TASK REQUIREMENTS: All of the data should be repeated exactly; pictures are not part of the copy.

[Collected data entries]
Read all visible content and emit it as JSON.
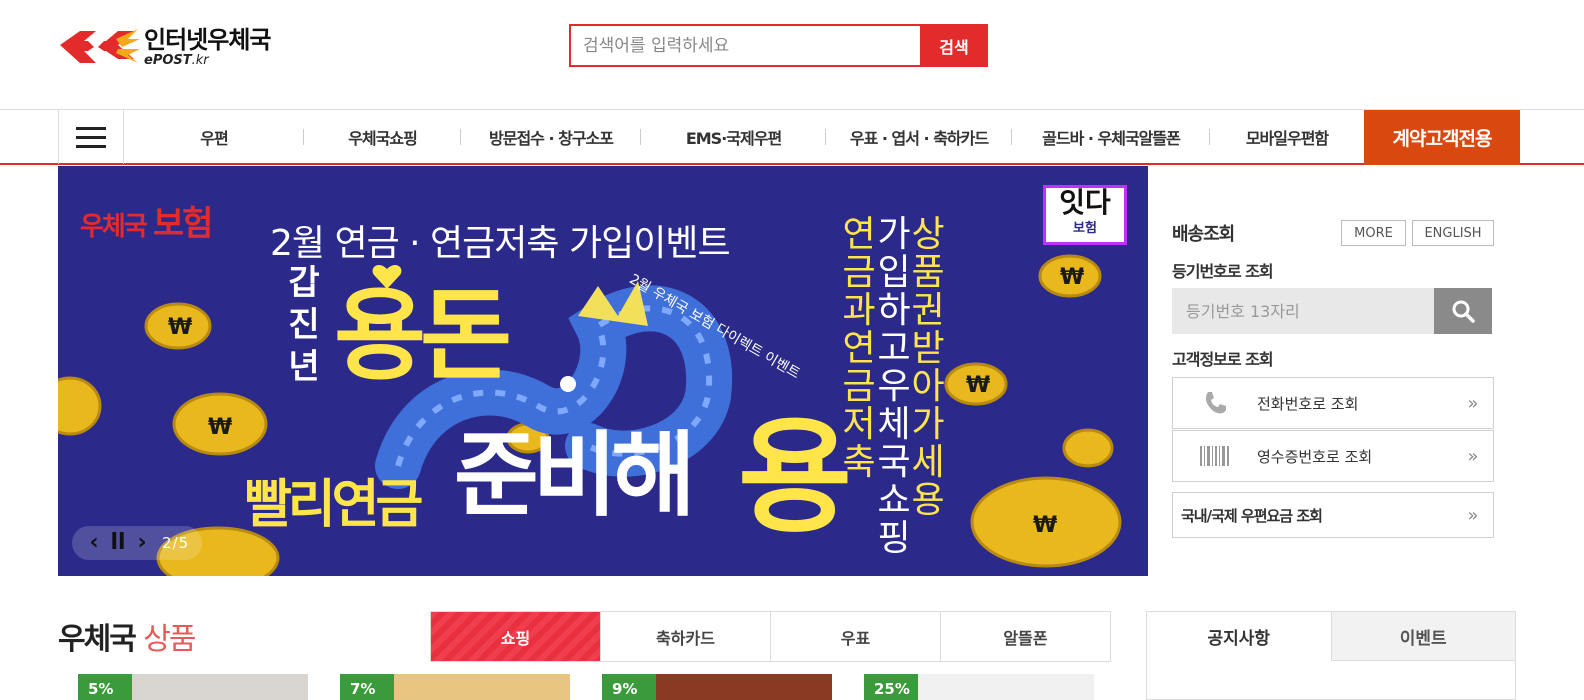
{
  "header": {
    "logo_title": "인터넷우체국",
    "logo_sub": "ePOST",
    "logo_sub_kr": ".kr",
    "search_placeholder": "검색어를 입력하세요",
    "search_button": "검색"
  },
  "nav": {
    "items": [
      "우편",
      "우체국쇼핑",
      "방문접수 · 창구소포",
      "EMS·국제우편",
      "우표 · 엽서 · 축하카드",
      "골드바 · 우체국알뜰폰",
      "모바일우편함"
    ],
    "contract": "계약고객전용"
  },
  "banner": {
    "brand_small": "우체국",
    "brand_big": "보험",
    "event_text": "2월 연금 · 연금저축 가입이벤트",
    "gap_text": "갑진년",
    "headline1": "용돈",
    "headline2_left": "빨리연금",
    "headline2_mid": "준비해",
    "headline2_right": "용",
    "dragon_text": "2월 우체국 보험 다이렉트 이벤트",
    "side_col1": "연금과연금저축",
    "side_col2": "가입하고우체국쇼핑",
    "side_col3": "상품권받아가세용",
    "idda_main": "잇다",
    "idda_sub": "보험",
    "slide_counter": "2/5"
  },
  "panel": {
    "title": "배송조회",
    "more": "MORE",
    "english": "ENGLISH",
    "reg_title": "등기번호로 조회",
    "reg_placeholder": "등기번호 13자리",
    "cust_title": "고객정보로 조회",
    "phone_label": "전화번호로 조회",
    "receipt_label": "영수증번호로 조회",
    "fee_label": "국내/국제 우편요금 조회"
  },
  "products": {
    "title_black": "우체국",
    "title_red": "상품",
    "tabs": [
      "쇼핑",
      "축하카드",
      "우표",
      "알뜰폰"
    ],
    "badges": [
      "5%",
      "7%",
      "9%",
      "25%"
    ]
  },
  "notice": {
    "tabs": [
      "공지사항",
      "이벤트"
    ]
  },
  "colors": {
    "brand_red": "#e32b2b",
    "contract_orange": "#d9480f",
    "banner_navy": "#2b2a8a",
    "banner_yellow": "#ffe54a"
  }
}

TASK SOLUTION:
Read all visible content and emit it as JSON.
{
  "header": {
    "logo_title": "인터넷우체국",
    "logo_sub": "ePOST",
    "logo_sub_kr": ".kr",
    "search_placeholder": "검색어를 입력하세요",
    "search_button": "검색"
  },
  "nav": {
    "items": [
      "우편",
      "우체국쇼핑",
      "방문접수 · 창구소포",
      "EMS·국제우편",
      "우표 · 엽서 · 축하카드",
      "골드바 · 우체국알뜰폰",
      "모바일우편함"
    ],
    "contract": "계약고객전용"
  },
  "banner": {
    "brand_small": "우체국",
    "brand_big": "보험",
    "event_text": "2월 연금 · 연금저축 가입이벤트",
    "gap_text": "갑진년",
    "headline1": "용돈",
    "headline2_left": "빨리연금",
    "headline2_mid": "준비해",
    "headline2_right": "용",
    "dragon_text": "2월 우체국 보험 다이렉트 이벤트",
    "side_col1": "연금과연금저축",
    "side_col2": "가입하고우체국쇼핑",
    "side_col3": "상품권받아가세용",
    "idda_main": "잇다",
    "idda_sub": "보험",
    "slide_counter": "2/5"
  },
  "panel": {
    "title": "배송조회",
    "more": "MORE",
    "english": "ENGLISH",
    "reg_title": "등기번호로 조회",
    "reg_placeholder": "등기번호 13자리",
    "cust_title": "고객정보로 조회",
    "phone_label": "전화번호로 조회",
    "receipt_label": "영수증번호로 조회",
    "fee_label": "국내/국제 우편요금 조회"
  },
  "products": {
    "title_black": "우체국",
    "title_red": "상품",
    "tabs": [
      "쇼핑",
      "축하카드",
      "우표",
      "알뜰폰"
    ],
    "badges": [
      "5%",
      "7%",
      "9%",
      "25%"
    ]
  },
  "notice": {
    "tabs": [
      "공지사항",
      "이벤트"
    ]
  },
  "colors": {
    "brand_red": "#e32b2b",
    "contract_orange": "#d9480f",
    "banner_navy": "#2b2a8a",
    "banner_yellow": "#ffe54a"
  }
}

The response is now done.